Contacts: Kathy Barton
The Houston Department of Health and Human Services (HDHHS) is urging people to refrain from buying or using “Mi Patria” brand clay tableware because it may contain lead.
HDHHS recommends that people not cook, serve or store foods and beverages in Mi Patria coffee mugs, dip servers, bowls and bean pots. The recommendation applies to the clay pottery – imported from Mexico – even if accompanied by labels indicating they are lead free.
Eleven out of 23 Mi Patria pottery pieces tested by HDHHS contained lead or exceeded lead-level limits set by the U.S. Food and Drug Administration (FDA) for ceramic ware whose surfaces come in contact with food.
“Lead poisoning can be damaging to the growth and development of young children even in small amounts,” said Brenda Reyes, bureau chief of HDHHS’ Community and Children’s Environmental Health Services.
HDHHS food inspectors noticed the pottery on display shelves while conducting routine inspections at two Fiesta Mart stores. The retail chain voluntarily stopped selling all the implicated tableware as soon as tests confirmed lead contamination.
HDHHS worked with sales representatives of the Mi Patria distributor for Houston, Dallas and Austin and they indicated supplies stored locally have now been shipped back to manufacturer in Mexico. Other businesses targeting Hispanic consumers may have sold Mi Patria products in Houston.
HDHHS found misleading information about the safety of the pottery on the product labels and the distributor’s website. The labels, placed on individual pottery pieces after being imported into the United States, erroneously stated “This product complies with FDA requirements in the preparation, serving, or storage of food.” The distributor’s website www.mipatria.com indicated “All our clay products are food contamination free and dishwashable.”
Agencies that HDHHS engaged after discovering the contaminated pottery include the FDA, Federal Trade Commission and the Centers for Disease Control and Prevention.
HDHHS can regulate the use of ceramic ware or clay pottery used in the storage, preparation, cooking or serving of food in permitted food establishments. However, HDHHS does not regulate lead-glazed pottery for decorative purposes or for sale in retail or wholesale establishments.
The FDA has notified HDHHS that it is currently drafting a letter to manufacturers and importers about the hazards of lead glazed pottery and its authority to take action against non-compliance with requirements.
Lead poisoning in children can result in learning disabilities, behavioral problems, mental retardation, speech and language handicaps and brain damage. Extremely high blood lead levels can trigger seizures, coma or even death. In adults, lead poisoning can cause high blood pressure, infertility and kidney damage.
Photos of the contaminated pottery can be found in HDHHS website at www.houstonhealth.org.
The Houston Department of Health and Human Services (HDHHS) provides local disease surveillance, preventive health care for the residents of Houston, treatment for selected diseases, a wide range of environmental services and enforcement of certain city and state laws.

──────────────────────────────

## Problem
For each statement below, decide whether it agrees with the notice on Mi Patria pottery. Answer yes or no, and quote the words of the notice that settle it.
1. Fiesta Mart stopped selling the tableware only after being ordered to do so.
2. HDHHS does not regulate lead-glazed pottery sold in retail establishments.
3. More than half of the Mi Patria pieces that HDHHS tested contained lead or exceeded FDA limits.

## Supplied records

──────────────────────────────

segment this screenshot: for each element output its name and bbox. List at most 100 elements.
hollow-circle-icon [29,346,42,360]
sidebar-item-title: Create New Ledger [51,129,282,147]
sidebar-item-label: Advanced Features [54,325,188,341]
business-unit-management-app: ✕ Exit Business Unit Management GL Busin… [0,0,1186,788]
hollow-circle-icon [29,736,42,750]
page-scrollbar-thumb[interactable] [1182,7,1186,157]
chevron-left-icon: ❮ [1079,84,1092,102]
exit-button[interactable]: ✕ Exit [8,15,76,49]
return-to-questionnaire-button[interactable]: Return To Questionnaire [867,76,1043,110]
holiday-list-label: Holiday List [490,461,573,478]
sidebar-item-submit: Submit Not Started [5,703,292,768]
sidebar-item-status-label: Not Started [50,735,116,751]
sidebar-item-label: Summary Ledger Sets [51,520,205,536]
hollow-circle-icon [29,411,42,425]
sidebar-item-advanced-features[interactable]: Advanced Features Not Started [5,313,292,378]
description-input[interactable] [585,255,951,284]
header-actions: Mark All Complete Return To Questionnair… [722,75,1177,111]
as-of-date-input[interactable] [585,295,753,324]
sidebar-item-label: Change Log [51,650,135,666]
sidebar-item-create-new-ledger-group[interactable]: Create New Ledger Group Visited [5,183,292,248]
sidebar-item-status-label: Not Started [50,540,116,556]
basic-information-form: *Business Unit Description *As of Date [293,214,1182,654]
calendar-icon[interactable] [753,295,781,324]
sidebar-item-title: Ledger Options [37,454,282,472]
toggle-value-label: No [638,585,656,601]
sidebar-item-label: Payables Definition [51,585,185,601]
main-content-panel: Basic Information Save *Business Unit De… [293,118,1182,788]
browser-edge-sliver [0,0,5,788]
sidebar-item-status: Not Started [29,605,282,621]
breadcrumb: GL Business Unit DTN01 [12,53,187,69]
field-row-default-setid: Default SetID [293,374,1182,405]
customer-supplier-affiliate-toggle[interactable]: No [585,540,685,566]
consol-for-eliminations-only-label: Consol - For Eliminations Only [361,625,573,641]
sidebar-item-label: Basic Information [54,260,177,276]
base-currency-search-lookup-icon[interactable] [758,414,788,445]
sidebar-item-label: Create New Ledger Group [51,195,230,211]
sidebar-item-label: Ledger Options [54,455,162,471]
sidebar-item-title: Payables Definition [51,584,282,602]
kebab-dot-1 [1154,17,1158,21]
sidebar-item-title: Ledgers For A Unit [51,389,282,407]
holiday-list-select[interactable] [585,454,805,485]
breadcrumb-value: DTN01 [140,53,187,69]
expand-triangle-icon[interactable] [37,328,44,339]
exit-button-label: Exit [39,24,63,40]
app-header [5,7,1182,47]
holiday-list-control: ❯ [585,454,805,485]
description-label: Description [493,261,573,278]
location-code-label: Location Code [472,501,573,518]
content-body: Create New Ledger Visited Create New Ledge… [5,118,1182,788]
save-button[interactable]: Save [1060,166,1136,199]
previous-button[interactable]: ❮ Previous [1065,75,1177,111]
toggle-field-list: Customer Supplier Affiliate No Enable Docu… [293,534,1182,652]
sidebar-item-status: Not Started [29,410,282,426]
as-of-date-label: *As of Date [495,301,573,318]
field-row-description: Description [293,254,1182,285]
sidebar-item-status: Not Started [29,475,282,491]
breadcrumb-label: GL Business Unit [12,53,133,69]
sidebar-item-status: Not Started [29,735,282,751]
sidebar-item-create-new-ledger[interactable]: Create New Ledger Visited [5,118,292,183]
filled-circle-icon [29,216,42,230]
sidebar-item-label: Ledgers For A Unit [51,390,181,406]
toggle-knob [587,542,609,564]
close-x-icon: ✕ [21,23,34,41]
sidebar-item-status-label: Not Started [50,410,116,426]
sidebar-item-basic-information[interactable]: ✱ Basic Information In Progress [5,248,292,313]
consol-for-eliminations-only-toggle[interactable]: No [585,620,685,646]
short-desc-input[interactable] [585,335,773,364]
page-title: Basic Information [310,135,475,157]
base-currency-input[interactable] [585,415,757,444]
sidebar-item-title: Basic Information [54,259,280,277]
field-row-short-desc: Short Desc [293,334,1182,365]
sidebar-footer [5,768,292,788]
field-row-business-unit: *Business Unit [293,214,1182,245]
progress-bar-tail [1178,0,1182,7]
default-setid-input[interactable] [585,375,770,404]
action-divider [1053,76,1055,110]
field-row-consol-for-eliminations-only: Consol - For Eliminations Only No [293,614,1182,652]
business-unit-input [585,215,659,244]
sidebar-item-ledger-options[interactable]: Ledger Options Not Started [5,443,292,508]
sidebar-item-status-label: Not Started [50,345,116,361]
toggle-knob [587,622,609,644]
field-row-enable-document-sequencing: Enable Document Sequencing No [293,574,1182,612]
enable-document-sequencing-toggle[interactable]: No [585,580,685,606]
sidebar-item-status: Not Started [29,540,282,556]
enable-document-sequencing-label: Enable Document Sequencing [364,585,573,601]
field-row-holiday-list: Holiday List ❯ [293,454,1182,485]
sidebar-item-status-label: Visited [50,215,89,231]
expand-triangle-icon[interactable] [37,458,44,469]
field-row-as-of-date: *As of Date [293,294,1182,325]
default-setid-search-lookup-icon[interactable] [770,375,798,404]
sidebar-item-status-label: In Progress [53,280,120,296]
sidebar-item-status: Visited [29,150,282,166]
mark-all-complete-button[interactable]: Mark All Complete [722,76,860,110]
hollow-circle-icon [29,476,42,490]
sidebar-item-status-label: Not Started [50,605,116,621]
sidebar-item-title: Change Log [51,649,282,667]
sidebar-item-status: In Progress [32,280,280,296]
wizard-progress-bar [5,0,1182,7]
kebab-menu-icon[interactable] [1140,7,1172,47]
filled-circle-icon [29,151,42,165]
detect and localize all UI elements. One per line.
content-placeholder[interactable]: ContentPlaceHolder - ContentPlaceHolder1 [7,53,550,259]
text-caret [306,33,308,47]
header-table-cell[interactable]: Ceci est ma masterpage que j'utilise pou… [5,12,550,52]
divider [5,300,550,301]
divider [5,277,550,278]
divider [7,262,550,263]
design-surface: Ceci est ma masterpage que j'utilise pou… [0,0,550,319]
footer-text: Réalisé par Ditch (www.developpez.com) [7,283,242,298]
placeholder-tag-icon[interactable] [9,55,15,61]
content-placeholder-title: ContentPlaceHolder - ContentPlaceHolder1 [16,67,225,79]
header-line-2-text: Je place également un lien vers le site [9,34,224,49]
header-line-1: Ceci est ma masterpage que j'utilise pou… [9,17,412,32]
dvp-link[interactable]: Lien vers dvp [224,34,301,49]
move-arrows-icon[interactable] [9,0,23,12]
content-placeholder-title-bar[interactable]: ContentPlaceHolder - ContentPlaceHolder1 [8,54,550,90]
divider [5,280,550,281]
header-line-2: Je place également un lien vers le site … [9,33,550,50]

──────────────────────────────

## Answer section
1. No: "The retail chain voluntarily stopped selling all the implicated tableware as soon as tests confirmed lead contamination."
2. Yes: "However, HDHHS does not regulate lead-glazed pottery for decorative purposes or for sale in retail or wholesale establishments."
3. No: "Eleven out of 23 Mi Patria pottery pieces tested by HDHHS contained lead or exceeded lead-level limits set by the U.S. Food and Drug Administration (FDA)."